*Requirement:*
Return the listing below unchanged, minus its pictures.
= = =
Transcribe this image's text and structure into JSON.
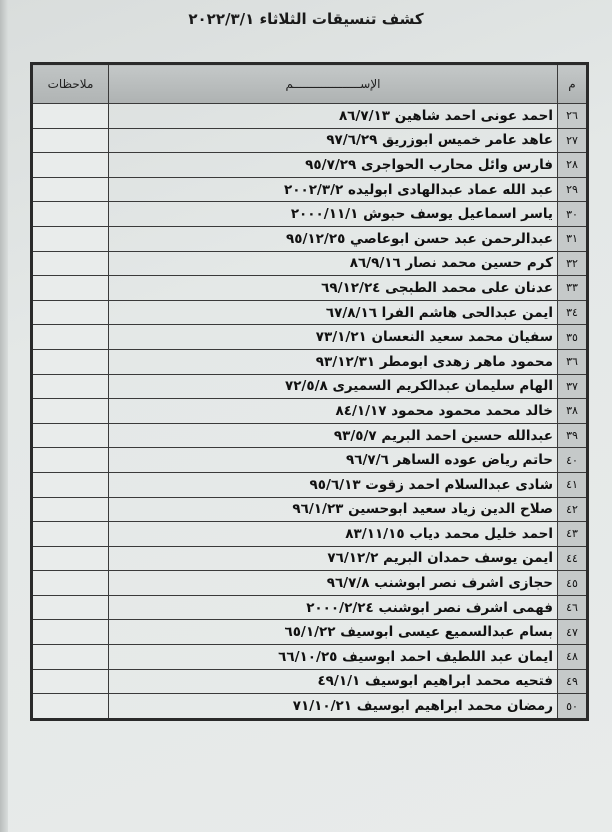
{
  "title": "كشف تنسيقات الثلاثاء ٢٠٢٢/٣/١",
  "table": {
    "headers": {
      "num": "م",
      "name": "الإســـــــــــــــــــم",
      "notes": "ملاحظات"
    },
    "rows": [
      {
        "num": "٢٦",
        "name": "احمد عونى احمد شاهين",
        "date": "٨٦/٧/١٣"
      },
      {
        "num": "٢٧",
        "name": "عاهد عامر خميس ابوزريق",
        "date": "٩٧/٦/٢٩"
      },
      {
        "num": "٢٨",
        "name": "فارس وائل محارب الحواجرى",
        "date": "٩٥/٧/٢٩"
      },
      {
        "num": "٢٩",
        "name": "عبد الله عماد عبدالهادى ابوليده",
        "date": "٢٠٠٢/٣/٢"
      },
      {
        "num": "٣٠",
        "name": "ياسر اسماعيل يوسف حبوش",
        "date": "٢٠٠٠/١١/١"
      },
      {
        "num": "٣١",
        "name": "عبدالرحمن عبد حسن ابوعاصي",
        "date": "٩٥/١٢/٢٥"
      },
      {
        "num": "٣٢",
        "name": "كرم حسين محمد نصار",
        "date": "٨٦/٩/١٦"
      },
      {
        "num": "٣٣",
        "name": "عدنان على محمد الطبجى",
        "date": "٦٩/١٢/٢٤"
      },
      {
        "num": "٣٤",
        "name": "ايمن عبدالحى هاشم الفرا",
        "date": "٦٧/٨/١٦"
      },
      {
        "num": "٣٥",
        "name": "سفيان محمد سعيد النعسان",
        "date": "٧٣/١/٢١"
      },
      {
        "num": "٣٦",
        "name": "محمود ماهر زهدى ابومطر",
        "date": "٩٣/١٢/٣١"
      },
      {
        "num": "٣٧",
        "name": "الهام سليمان عبدالكريم السميرى",
        "date": "٧٢/٥/٨"
      },
      {
        "num": "٣٨",
        "name": "خالد محمد محمود محمود",
        "date": "٨٤/١/١٧"
      },
      {
        "num": "٣٩",
        "name": "عبدالله حسين احمد البريم",
        "date": "٩٣/٥/٧"
      },
      {
        "num": "٤٠",
        "name": "حاتم رياض عوده الساهر",
        "date": "٩٦/٧/٦"
      },
      {
        "num": "٤١",
        "name": "شادى عبدالسلام احمد زقوت",
        "date": "٩٥/٦/١٣"
      },
      {
        "num": "٤٢",
        "name": "صلاح الدين زياد سعيد ابوحسين",
        "date": "٩٦/١/٢٣"
      },
      {
        "num": "٤٣",
        "name": "احمد خليل محمد دياب",
        "date": "٨٣/١١/١٥"
      },
      {
        "num": "٤٤",
        "name": "ايمن يوسف حمدان البريم",
        "date": "٧٦/١٢/٢"
      },
      {
        "num": "٤٥",
        "name": "حجازى اشرف نصر ابوشنب",
        "date": "٩٦/٧/٨"
      },
      {
        "num": "٤٦",
        "name": "فهمى اشرف نصر ابوشنب",
        "date": "٢٠٠٠/٢/٢٤"
      },
      {
        "num": "٤٧",
        "name": "بسام عبدالسميع عيسى ابوسيف",
        "date": "٦٥/١/٢٢"
      },
      {
        "num": "٤٨",
        "name": "ايمان عبد اللطيف احمد ابوسيف",
        "date": "٦٦/١٠/٢٥"
      },
      {
        "num": "٤٩",
        "name": "فتحيه محمد ابراهيم ابوسيف",
        "date": "٤٩/١/١"
      },
      {
        "num": "٥٠",
        "name": "رمضان محمد ابراهيم ابوسيف",
        "date": "٧١/١٠/٢١"
      }
    ]
  }
}
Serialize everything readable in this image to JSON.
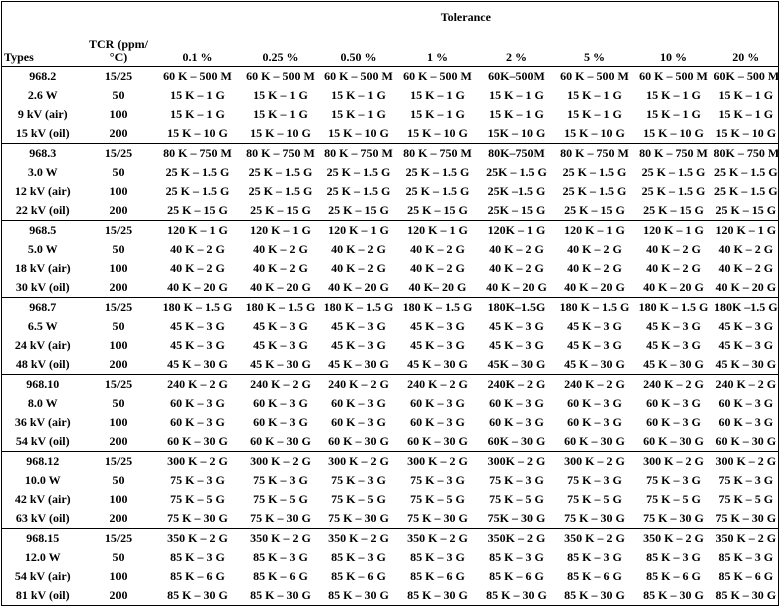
= = =
*Complete response:*
Transcribe this image's text and structure into JSON.
{
  "title": "كشف تنسيقات الثلاثاء ٢٠٢٢/٣/١",
  "table": {
    "headers": {
      "num": "م",
      "name": "الإســـــــــــــــــــم",
      "notes": "ملاحظات"
    },
    "rows": [
      {
        "num": "٢٦",
        "name": "احمد عونى احمد شاهين",
        "date": "٨٦/٧/١٣"
      },
      {
        "num": "٢٧",
        "name": "عاهد عامر خميس ابوزريق",
        "date": "٩٧/٦/٢٩"
      },
      {
        "num": "٢٨",
        "name": "فارس وائل محارب الحواجرى",
        "date": "٩٥/٧/٢٩"
      },
      {
        "num": "٢٩",
        "name": "عبد الله عماد عبدالهادى ابوليده",
        "date": "٢٠٠٢/٣/٢"
      },
      {
        "num": "٣٠",
        "name": "ياسر اسماعيل يوسف حبوش",
        "date": "٢٠٠٠/١١/١"
      },
      {
        "num": "٣١",
        "name": "عبدالرحمن عبد حسن ابوعاصي",
        "date": "٩٥/١٢/٢٥"
      },
      {
        "num": "٣٢",
        "name": "كرم حسين محمد نصار",
        "date": "٨٦/٩/١٦"
      },
      {
        "num": "٣٣",
        "name": "عدنان على محمد الطبجى",
        "date": "٦٩/١٢/٢٤"
      },
      {
        "num": "٣٤",
        "name": "ايمن عبدالحى هاشم الفرا",
        "date": "٦٧/٨/١٦"
      },
      {
        "num": "٣٥",
        "name": "سفيان محمد سعيد النعسان",
        "date": "٧٣/١/٢١"
      },
      {
        "num": "٣٦",
        "name": "محمود ماهر زهدى ابومطر",
        "date": "٩٣/١٢/٣١"
      },
      {
        "num": "٣٧",
        "name": "الهام سليمان عبدالكريم السميرى",
        "date": "٧٢/٥/٨"
      },
      {
        "num": "٣٨",
        "name": "خالد محمد محمود محمود",
        "date": "٨٤/١/١٧"
      },
      {
        "num": "٣٩",
        "name": "عبدالله حسين احمد البريم",
        "date": "٩٣/٥/٧"
      },
      {
        "num": "٤٠",
        "name": "حاتم رياض عوده الساهر",
        "date": "٩٦/٧/٦"
      },
      {
        "num": "٤١",
        "name": "شادى عبدالسلام احمد زقوت",
        "date": "٩٥/٦/١٣"
      },
      {
        "num": "٤٢",
        "name": "صلاح الدين زياد سعيد ابوحسين",
        "date": "٩٦/١/٢٣"
      },
      {
        "num": "٤٣",
        "name": "احمد خليل محمد دياب",
        "date": "٨٣/١١/١٥"
      },
      {
        "num": "٤٤",
        "name": "ايمن يوسف حمدان البريم",
        "date": "٧٦/١٢/٢"
      },
      {
        "num": "٤٥",
        "name": "حجازى اشرف نصر ابوشنب",
        "date": "٩٦/٧/٨"
      },
      {
        "num": "٤٦",
        "name": "فهمى اشرف نصر ابوشنب",
        "date": "٢٠٠٠/٢/٢٤"
      },
      {
        "num": "٤٧",
        "name": "بسام عبدالسميع عيسى ابوسيف",
        "date": "٦٥/١/٢٢"
      },
      {
        "num": "٤٨",
        "name": "ايمان عبد اللطيف احمد ابوسيف",
        "date": "٦٦/١٠/٢٥"
      },
      {
        "num": "٤٩",
        "name": "فتحيه محمد ابراهيم ابوسيف",
        "date": "٤٩/١/١"
      },
      {
        "num": "٥٠",
        "name": "رمضان محمد ابراهيم ابوسيف",
        "date": "٧١/١٠/٢١"
      }
    ]
  }
}
Serialize everything readable in this image to JSON.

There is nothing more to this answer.